— Given instruction —
Under this task are some entries; return every one of them exactly.

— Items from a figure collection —
---+---

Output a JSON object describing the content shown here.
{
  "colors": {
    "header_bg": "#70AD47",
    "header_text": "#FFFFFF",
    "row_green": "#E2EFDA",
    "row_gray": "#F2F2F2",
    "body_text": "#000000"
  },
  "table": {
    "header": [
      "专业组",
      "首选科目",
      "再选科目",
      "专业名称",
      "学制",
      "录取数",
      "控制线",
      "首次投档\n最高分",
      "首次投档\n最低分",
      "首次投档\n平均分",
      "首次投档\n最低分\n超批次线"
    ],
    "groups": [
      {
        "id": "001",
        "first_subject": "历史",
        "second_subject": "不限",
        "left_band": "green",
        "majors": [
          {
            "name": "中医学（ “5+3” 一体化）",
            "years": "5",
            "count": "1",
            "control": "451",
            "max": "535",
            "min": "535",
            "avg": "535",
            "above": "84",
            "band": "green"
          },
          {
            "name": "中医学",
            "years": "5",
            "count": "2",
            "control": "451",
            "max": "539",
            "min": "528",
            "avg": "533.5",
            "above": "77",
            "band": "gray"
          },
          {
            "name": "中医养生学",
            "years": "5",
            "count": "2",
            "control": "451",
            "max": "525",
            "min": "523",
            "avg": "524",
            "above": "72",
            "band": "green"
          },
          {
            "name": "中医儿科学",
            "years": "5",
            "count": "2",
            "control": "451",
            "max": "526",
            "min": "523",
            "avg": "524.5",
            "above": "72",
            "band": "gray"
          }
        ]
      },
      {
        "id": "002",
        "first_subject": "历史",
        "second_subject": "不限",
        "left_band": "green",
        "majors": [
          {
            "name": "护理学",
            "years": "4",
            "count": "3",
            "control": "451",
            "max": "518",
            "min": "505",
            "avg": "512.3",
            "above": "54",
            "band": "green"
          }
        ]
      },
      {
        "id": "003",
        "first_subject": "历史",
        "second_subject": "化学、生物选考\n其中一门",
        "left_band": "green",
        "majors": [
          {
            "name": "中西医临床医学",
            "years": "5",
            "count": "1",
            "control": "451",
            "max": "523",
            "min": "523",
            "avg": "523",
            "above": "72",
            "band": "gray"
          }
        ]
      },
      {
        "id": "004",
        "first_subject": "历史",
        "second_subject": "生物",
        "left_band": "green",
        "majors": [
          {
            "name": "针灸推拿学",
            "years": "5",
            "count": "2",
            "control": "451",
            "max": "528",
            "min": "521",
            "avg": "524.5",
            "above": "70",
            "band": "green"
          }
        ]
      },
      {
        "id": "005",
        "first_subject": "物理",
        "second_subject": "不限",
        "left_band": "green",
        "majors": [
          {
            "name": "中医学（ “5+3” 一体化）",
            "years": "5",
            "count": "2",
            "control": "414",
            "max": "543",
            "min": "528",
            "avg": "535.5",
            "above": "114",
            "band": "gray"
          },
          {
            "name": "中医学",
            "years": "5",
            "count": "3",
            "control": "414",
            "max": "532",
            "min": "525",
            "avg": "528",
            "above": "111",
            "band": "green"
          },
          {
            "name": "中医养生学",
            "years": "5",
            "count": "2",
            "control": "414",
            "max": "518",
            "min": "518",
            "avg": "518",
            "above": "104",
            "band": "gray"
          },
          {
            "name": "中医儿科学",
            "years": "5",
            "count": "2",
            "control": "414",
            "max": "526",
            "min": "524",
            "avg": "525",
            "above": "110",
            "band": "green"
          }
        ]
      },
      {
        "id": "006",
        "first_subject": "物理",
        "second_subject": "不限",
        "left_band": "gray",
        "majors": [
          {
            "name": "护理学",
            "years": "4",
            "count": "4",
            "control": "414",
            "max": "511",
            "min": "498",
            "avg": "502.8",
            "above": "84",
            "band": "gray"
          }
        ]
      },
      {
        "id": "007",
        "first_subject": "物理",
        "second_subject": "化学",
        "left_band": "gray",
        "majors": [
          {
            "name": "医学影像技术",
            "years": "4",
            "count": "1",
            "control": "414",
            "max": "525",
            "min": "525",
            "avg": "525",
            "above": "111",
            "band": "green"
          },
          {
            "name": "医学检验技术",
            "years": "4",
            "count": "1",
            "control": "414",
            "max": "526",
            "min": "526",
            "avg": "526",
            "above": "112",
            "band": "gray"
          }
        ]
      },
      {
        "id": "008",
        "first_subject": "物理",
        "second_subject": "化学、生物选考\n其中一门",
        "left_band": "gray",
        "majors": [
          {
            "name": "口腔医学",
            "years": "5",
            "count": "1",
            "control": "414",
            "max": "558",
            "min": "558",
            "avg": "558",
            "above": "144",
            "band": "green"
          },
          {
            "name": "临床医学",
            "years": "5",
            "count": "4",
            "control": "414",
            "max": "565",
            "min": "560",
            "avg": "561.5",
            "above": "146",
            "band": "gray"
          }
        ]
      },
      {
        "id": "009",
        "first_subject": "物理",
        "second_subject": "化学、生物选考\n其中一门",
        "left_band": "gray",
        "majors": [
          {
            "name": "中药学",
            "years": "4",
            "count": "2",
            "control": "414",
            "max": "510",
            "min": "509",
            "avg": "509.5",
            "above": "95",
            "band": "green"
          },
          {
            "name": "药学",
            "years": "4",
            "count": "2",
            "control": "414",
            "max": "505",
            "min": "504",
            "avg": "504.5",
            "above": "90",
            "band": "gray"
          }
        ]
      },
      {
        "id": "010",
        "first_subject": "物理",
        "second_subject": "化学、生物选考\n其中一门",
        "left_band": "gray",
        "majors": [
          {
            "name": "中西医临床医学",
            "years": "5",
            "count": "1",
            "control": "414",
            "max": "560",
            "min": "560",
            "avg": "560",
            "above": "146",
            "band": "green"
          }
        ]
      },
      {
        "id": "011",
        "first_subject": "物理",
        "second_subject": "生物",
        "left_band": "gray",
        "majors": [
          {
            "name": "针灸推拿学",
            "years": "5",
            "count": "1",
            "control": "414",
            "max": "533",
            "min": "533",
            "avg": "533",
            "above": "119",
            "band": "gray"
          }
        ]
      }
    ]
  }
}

---+---

— Response to the exercise —
Output a JSON object describing the content shown here.
{
  "colors": {
    "header_bg": "#70AD47",
    "header_text": "#FFFFFF",
    "row_green": "#E2EFDA",
    "row_gray": "#F2F2F2",
    "body_text": "#000000"
  },
  "table": {
    "header": [
      "专业组",
      "首选科目",
      "再选科目",
      "专业名称",
      "学制",
      "录取数",
      "控制线",
      "首次投档\n最高分",
      "首次投档\n最低分",
      "首次投档\n平均分",
      "首次投档\n最低分\n超批次线"
    ],
    "groups": [
      {
        "id": "001",
        "first_subject": "历史",
        "second_subject": "不限",
        "left_band": "green",
        "majors": [
          {
            "name": "中医学（ “5+3” 一体化）",
            "years": "5",
            "count": "1",
            "control": "451",
            "max": "535",
            "min": "535",
            "avg": "535",
            "above": "84",
            "band": "green"
          },
          {
            "name": "中医学",
            "years": "5",
            "count": "2",
            "control": "451",
            "max": "539",
            "min": "528",
            "avg": "533.5",
            "above": "77",
            "band": "gray"
          },
          {
            "name": "中医养生学",
            "years": "5",
            "count": "2",
            "control": "451",
            "max": "525",
            "min": "523",
            "avg": "524",
            "above": "72",
            "band": "green"
          },
          {
            "name": "中医儿科学",
            "years": "5",
            "count": "2",
            "control": "451",
            "max": "526",
            "min": "523",
            "avg": "524.5",
            "above": "72",
            "band": "gray"
          }
        ]
      },
      {
        "id": "002",
        "first_subject": "历史",
        "second_subject": "不限",
        "left_band": "green",
        "majors": [
          {
            "name": "护理学",
            "years": "4",
            "count": "3",
            "control": "451",
            "max": "518",
            "min": "505",
            "avg": "512.3",
            "above": "54",
            "band": "green"
          }
        ]
      },
      {
        "id": "003",
        "first_subject": "历史",
        "second_subject": "化学、生物选考\n其中一门",
        "left_band": "green",
        "majors": [
          {
            "name": "中西医临床医学",
            "years": "5",
            "count": "1",
            "control": "451",
            "max": "523",
            "min": "523",
            "avg": "523",
            "above": "72",
            "band": "gray"
          }
        ]
      },
      {
        "id": "004",
        "first_subject": "历史",
        "second_subject": "生物",
        "left_band": "green",
        "majors": [
          {
            "name": "针灸推拿学",
            "years": "5",
            "count": "2",
            "control": "451",
            "max": "528",
            "min": "521",
            "avg": "524.5",
            "above": "70",
            "band": "green"
          }
        ]
      },
      {
        "id": "005",
        "first_subject": "物理",
        "second_subject": "不限",
        "left_band": "green",
        "majors": [
          {
            "name": "中医学（ “5+3” 一体化）",
            "years": "5",
            "count": "2",
            "control": "414",
            "max": "543",
            "min": "528",
            "avg": "535.5",
            "above": "114",
            "band": "gray"
          },
          {
            "name": "中医学",
            "years": "5",
            "count": "3",
            "control": "414",
            "max": "532",
            "min": "525",
            "avg": "528",
            "above": "111",
            "band": "green"
          },
          {
            "name": "中医养生学",
            "years": "5",
            "count": "2",
            "control": "414",
            "max": "518",
            "min": "518",
            "avg": "518",
            "above": "104",
            "band": "gray"
          },
          {
            "name": "中医儿科学",
            "years": "5",
            "count": "2",
            "control": "414",
            "max": "526",
            "min": "524",
            "avg": "525",
            "above": "110",
            "band": "green"
          }
        ]
      },
      {
        "id": "006",
        "first_subject": "物理",
        "second_subject": "不限",
        "left_band": "gray",
        "majors": [
          {
            "name": "护理学",
            "years": "4",
            "count": "4",
            "control": "414",
            "max": "511",
            "min": "498",
            "avg": "502.8",
            "above": "84",
            "band": "gray"
          }
        ]
      },
      {
        "id": "007",
        "first_subject": "物理",
        "second_subject": "化学",
        "left_band": "gray",
        "majors": [
          {
            "name": "医学影像技术",
            "years": "4",
            "count": "1",
            "control": "414",
            "max": "525",
            "min": "525",
            "avg": "525",
            "above": "111",
            "band": "green"
          },
          {
            "name": "医学检验技术",
            "years": "4",
            "count": "1",
            "control": "414",
            "max": "526",
            "min": "526",
            "avg": "526",
            "above": "112",
            "band": "gray"
          }
        ]
      },
      {
        "id": "008",
        "first_subject": "物理",
        "second_subject": "化学、生物选考\n其中一门",
        "left_band": "gray",
        "majors": [
          {
            "name": "口腔医学",
            "years": "5",
            "count": "1",
            "control": "414",
            "max": "558",
            "min": "558",
            "avg": "558",
            "above": "144",
            "band": "green"
          },
          {
            "name": "临床医学",
            "years": "5",
            "count": "4",
            "control": "414",
            "max": "565",
            "min": "560",
            "avg": "561.5",
            "above": "146",
            "band": "gray"
          }
        ]
      },
      {
        "id": "009",
        "first_subject": "物理",
        "second_subject": "化学、生物选考\n其中一门",
        "left_band": "gray",
        "majors": [
          {
            "name": "中药学",
            "years": "4",
            "count": "2",
            "control": "414",
            "max": "510",
            "min": "509",
            "avg": "509.5",
            "above": "95",
            "band": "green"
          },
          {
            "name": "药学",
            "years": "4",
            "count": "2",
            "control": "414",
            "max": "505",
            "min": "504",
            "avg": "504.5",
            "above": "90",
            "band": "gray"
          }
        ]
      },
      {
        "id": "010",
        "first_subject": "物理",
        "second_subject": "化学、生物选考\n其中一门",
        "left_band": "gray",
        "majors": [
          {
            "name": "中西医临床医学",
            "years": "5",
            "count": "1",
            "control": "414",
            "max": "560",
            "min": "560",
            "avg": "560",
            "above": "146",
            "band": "green"
          }
        ]
      },
      {
        "id": "011",
        "first_subject": "物理",
        "second_subject": "生物",
        "left_band": "gray",
        "majors": [
          {
            "name": "针灸推拿学",
            "years": "5",
            "count": "1",
            "control": "414",
            "max": "533",
            "min": "533",
            "avg": "533",
            "above": "119",
            "band": "gray"
          }
        ]
      }
    ]
  }
}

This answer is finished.